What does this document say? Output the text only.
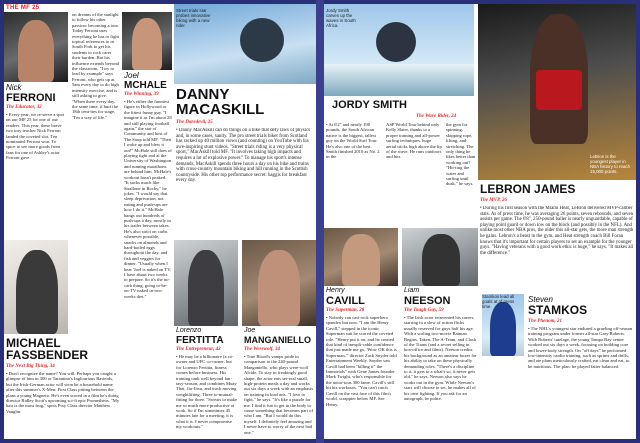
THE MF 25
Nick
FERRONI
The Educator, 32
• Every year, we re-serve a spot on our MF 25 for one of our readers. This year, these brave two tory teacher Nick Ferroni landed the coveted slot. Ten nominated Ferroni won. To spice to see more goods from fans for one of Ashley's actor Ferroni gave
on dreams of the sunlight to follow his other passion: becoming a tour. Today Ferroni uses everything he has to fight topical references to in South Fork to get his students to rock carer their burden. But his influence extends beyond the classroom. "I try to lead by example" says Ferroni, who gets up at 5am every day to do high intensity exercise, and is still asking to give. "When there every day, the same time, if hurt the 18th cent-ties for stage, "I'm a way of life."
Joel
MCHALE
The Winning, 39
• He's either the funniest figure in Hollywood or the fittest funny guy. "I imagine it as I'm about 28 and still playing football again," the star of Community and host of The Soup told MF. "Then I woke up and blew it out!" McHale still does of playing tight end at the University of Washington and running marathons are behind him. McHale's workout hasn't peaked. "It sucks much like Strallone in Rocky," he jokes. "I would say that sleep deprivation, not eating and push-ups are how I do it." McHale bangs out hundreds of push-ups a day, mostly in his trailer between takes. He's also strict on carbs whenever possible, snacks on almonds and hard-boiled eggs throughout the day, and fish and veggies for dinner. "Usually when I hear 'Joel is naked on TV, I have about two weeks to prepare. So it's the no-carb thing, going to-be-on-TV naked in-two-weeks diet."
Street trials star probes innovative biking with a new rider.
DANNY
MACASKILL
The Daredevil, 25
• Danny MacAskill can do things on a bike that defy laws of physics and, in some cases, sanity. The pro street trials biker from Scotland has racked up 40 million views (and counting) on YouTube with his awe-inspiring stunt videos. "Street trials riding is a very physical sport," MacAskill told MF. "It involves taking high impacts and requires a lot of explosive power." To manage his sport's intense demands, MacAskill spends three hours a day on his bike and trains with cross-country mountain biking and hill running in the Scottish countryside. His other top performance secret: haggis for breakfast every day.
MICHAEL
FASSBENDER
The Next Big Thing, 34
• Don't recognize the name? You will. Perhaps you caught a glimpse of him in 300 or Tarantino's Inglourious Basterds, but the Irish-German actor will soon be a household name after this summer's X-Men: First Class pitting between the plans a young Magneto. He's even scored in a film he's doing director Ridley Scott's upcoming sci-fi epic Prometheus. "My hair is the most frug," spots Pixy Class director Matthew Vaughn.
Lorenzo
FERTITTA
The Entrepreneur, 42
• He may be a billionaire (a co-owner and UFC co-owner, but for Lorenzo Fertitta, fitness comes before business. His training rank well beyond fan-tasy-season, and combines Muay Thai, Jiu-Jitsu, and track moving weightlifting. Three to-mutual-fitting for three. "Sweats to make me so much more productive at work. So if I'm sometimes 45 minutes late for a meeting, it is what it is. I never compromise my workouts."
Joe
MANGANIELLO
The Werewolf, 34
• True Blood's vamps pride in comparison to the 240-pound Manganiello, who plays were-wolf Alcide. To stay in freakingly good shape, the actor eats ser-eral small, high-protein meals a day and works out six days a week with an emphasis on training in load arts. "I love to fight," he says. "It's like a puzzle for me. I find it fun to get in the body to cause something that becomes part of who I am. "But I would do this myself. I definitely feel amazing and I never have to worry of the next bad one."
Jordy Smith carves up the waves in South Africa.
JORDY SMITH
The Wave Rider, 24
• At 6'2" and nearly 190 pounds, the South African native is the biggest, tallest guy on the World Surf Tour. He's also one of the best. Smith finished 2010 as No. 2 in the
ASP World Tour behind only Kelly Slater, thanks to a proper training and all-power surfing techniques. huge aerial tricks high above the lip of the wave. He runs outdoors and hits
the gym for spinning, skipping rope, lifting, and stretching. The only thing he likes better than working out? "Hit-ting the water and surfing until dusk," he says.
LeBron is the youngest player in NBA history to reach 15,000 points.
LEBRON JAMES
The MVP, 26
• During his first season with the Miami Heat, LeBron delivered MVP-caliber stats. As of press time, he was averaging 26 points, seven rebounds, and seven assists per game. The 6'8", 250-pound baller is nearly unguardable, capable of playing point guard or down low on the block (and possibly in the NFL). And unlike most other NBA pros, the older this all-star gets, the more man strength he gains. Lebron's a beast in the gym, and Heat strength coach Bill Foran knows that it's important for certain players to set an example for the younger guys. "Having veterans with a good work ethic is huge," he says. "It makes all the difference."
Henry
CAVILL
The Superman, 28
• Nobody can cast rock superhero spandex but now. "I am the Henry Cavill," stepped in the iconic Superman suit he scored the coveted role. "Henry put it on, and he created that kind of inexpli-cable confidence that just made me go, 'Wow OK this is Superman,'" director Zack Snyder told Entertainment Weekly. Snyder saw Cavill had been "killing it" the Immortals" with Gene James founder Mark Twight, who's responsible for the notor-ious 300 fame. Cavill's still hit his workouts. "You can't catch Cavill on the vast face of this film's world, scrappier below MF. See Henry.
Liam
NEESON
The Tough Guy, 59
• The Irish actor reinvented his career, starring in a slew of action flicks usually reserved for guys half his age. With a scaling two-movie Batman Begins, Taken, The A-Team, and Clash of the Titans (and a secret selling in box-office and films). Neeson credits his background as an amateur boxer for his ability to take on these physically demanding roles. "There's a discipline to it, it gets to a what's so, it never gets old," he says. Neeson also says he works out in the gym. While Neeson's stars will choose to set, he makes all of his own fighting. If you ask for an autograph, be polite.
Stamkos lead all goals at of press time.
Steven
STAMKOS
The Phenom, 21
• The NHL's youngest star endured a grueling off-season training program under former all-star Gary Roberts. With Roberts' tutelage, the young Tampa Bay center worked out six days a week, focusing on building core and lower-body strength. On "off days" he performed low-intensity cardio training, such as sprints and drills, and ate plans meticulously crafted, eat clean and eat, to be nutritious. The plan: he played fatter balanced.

» **WHAT YOU WILL DO**
Show, from the entries above, every line that includes the string "these".

» **YOUR RESPONSE**
• Every year, we re-serve a spot on our MF 25 for one of our readers. This year, these brave two tory teacher Nick Ferroni landed the coveted slot. Ten nominated Ferroni won. To spice to see more goods from fans for one of Ashley's actor Ferroni gave
• The Irish actor reinvented his career, starring in a slew of action flicks usually reserved for guys half his age. With a scaling two-movie Batman Begins, Taken, The A-Team, and Clash of the Titans (and a secret selling in box-office and films). Neeson credits his background as an amateur boxer for his ability to take on these physically demanding roles. "There's a discipline to it, it gets to a what's so, it never gets old," he says. Neeson also says he works out in the gym. While Neeson's stars will choose to set, he makes all of his own fighting. If you ask for an autograph, be polite.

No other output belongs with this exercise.